Case ID: so2d_345/html/1173-01.html
Source: Caselaw Access Project
Author: {"author": "\n      TATE, Justice. MARCUS, Justice", "license": "Public Domain", "url": "https://static.case.law/"}
Date Created: 2024-08-24T03:29:51.129683

STATE of Louisiana, Appellee-Respondent, v. Peter SCHWANDER and Deborah A. Venezia, Appellants-Relators.
    No. 59006.
    Supreme Court of Louisiana.
    May 16, 1977.
    Alan James Boudreaux, Westwego, for appellants-relators..
    William J. Guste, Jr., Atty. Gen., Barbara Rutledge, Asst. Atty. Gen., John M. Mam-oulides, Dist. Atty., Abbott J. Reeves, Director, Research and Appeals Div., Metairie, for appellee-respondent.
   TATE, Justice.

The defendants Peter Schwander and Mrs. Deborah Venezia were convicted of aggravated burglary, La.R.S. 14:60, and sentenced to imprisonment at hard labor for terms of thirty years and two years respectively. Two assignments of error are presented by their appeal.

I.

The most serious issue is presented by Assignment 2. By this, the co-defendant Mrs. Venezia contends that the trial court erroneously denied her motion for acquittal at the close of the state’s case. La.C.Cr.P. art. T78.

The uncontradicted testimony of the prosecuting witness shows:

He knew Mrs. Venezia and had been intimate with her in the past. She had visited the witness’s apartment socially on several occasions.

On the morning of the burglary, she asked the witness if she could use his telephone. He conducted her to his bedroom. While she was using the telephone, she asked him for an area code for a long-distance city.

The witness had left the telephone book in the living room. When he went into the living room, he discovered the defendant Schwander had entered the apartment and had removed the victim’s guitar from its case, i. e., was in the process of committing a burglary. Schwander following the victim back into the bedroom and commenced beating him.

- _What you need to do_:
a – Using the court opinion, decide whether each statement agrees with it. Answer yes or no for each, and quote the exact words of the opinion that decide it.
(i) Schwander was sentenced to thirty years at hard labor.
(ii) The witness had left the telephone book in the bedroom.
(iii) Mrs. Venezia had visited the witness's apartment socially before the day of the burglary.
b – According to the court opinion, what crime were the two defendants convicted of?
The material after this opinion is separate from it.

- _Supplied records_:
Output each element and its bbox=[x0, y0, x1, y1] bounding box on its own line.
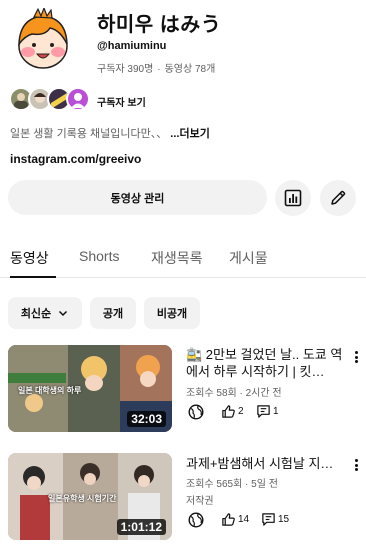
subscriber-avatar bbox=[66, 87, 90, 111]
filter-private-chip[interactable]: 비공개 bbox=[144, 297, 200, 329]
channel-avatar[interactable] bbox=[10, 8, 76, 74]
comment-count-value: 15 bbox=[278, 514, 290, 525]
more-options-icon[interactable] bbox=[352, 457, 360, 473]
channel-stats: 구독자 390명 · 동영상 78개 bbox=[97, 60, 215, 75]
video-meta: 조회수 565회 · 5일 전 bbox=[186, 479, 278, 490]
thumbnail-caption: 일본유학생 시험기간 bbox=[48, 494, 117, 503]
tab-posts[interactable]: 게시물 bbox=[229, 248, 268, 268]
channel-link[interactable]: instagram.com/greeivo bbox=[10, 152, 141, 166]
more-options-icon[interactable] bbox=[352, 349, 360, 365]
like-count-value: 2 bbox=[238, 406, 244, 417]
description-more-link[interactable]: ...더보기 bbox=[170, 128, 210, 140]
thumbnail-caption: 일본 대학생의 하루 bbox=[18, 386, 82, 395]
video-thumbnail[interactable]: 일본유학생 시험기간 1:01:12 bbox=[8, 453, 172, 540]
sort-label: 최신순 bbox=[20, 308, 52, 320]
video-meta: 조회수 58회 · 2시간 전 bbox=[186, 388, 282, 399]
pencil-icon bbox=[331, 190, 346, 205]
comment-count[interactable]: 1 bbox=[256, 404, 279, 419]
globe-icon bbox=[188, 512, 204, 528]
video-count: 동영상 78개 bbox=[164, 64, 216, 75]
tab-shorts[interactable]: Shorts bbox=[79, 248, 119, 264]
tab-videos[interactable]: 동영상 bbox=[10, 248, 49, 268]
bar-chart-icon bbox=[284, 189, 302, 207]
stats-separator: · bbox=[157, 64, 161, 75]
comment-icon bbox=[262, 513, 275, 526]
copyright-label: 저작권 bbox=[186, 496, 214, 507]
comment-count[interactable]: 15 bbox=[261, 512, 289, 527]
like-count-value: 14 bbox=[238, 514, 250, 525]
like-count[interactable]: 2 bbox=[221, 404, 244, 419]
analytics-button[interactable] bbox=[275, 180, 311, 216]
comment-icon bbox=[257, 405, 270, 418]
thumbs-up-icon bbox=[222, 405, 235, 418]
cartoon-avatar-icon bbox=[18, 8, 68, 69]
chevron-down-icon bbox=[59, 310, 68, 317]
view-subscribers-link[interactable]: 구독자 보기 bbox=[97, 94, 146, 109]
thumbs-up-icon bbox=[222, 513, 235, 526]
tab-playlists[interactable]: 재생목록 bbox=[151, 248, 203, 268]
description-text: 일본 생활 기록용 채널입니다만、、 bbox=[10, 128, 168, 140]
filter-public-chip[interactable]: 공개 bbox=[90, 297, 136, 329]
channel-name: 하미우 はみう bbox=[97, 14, 222, 36]
visibility-button[interactable] bbox=[188, 404, 206, 420]
video-duration: 1:01:12 bbox=[116, 519, 166, 535]
manage-videos-button[interactable]: 동영상 관리 bbox=[8, 180, 267, 215]
video-title[interactable]: 과제+밤샘해서 시험날 지… bbox=[186, 455, 344, 472]
active-tab-indicator bbox=[10, 276, 56, 278]
channel-handle: @hamiuminu bbox=[97, 40, 167, 52]
subscriber-avatars[interactable] bbox=[9, 87, 91, 111]
visibility-button[interactable] bbox=[188, 512, 206, 528]
edit-channel-button[interactable] bbox=[320, 180, 356, 216]
video-thumbnail[interactable]: 일본 대학생의 하루 32:03 bbox=[8, 345, 172, 432]
like-count[interactable]: 14 bbox=[221, 512, 249, 527]
sort-dropdown[interactable]: 최신순 bbox=[8, 297, 82, 329]
globe-icon bbox=[188, 404, 204, 420]
subscriber-count: 구독자 390명 bbox=[97, 64, 154, 75]
channel-tabs: 동영상 Shorts 재생목록 게시물 bbox=[0, 238, 366, 278]
comment-count-value: 1 bbox=[273, 406, 279, 417]
video-title[interactable]: 🚉 2만보 걸었던 날.. 도쿄 역에서 하루 시작하기 | 킷… bbox=[186, 346, 344, 380]
channel-description[interactable]: 일본 생활 기록용 채널입니다만、、 ...더보기 bbox=[10, 125, 210, 141]
video-duration: 32:03 bbox=[127, 411, 166, 427]
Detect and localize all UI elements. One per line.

- _Problem solutions_:
a –
(i) Yes: "sentenced to imprisonment at hard labor for terms of thirty years and two years respectively"
(ii) No: "The witness had left the telephone book in the living room."
(iii) Yes: "She had visited the witness’s apartment socially on several occasions."

b – They were convicted of aggravated burglary under La.R.S. 14:60.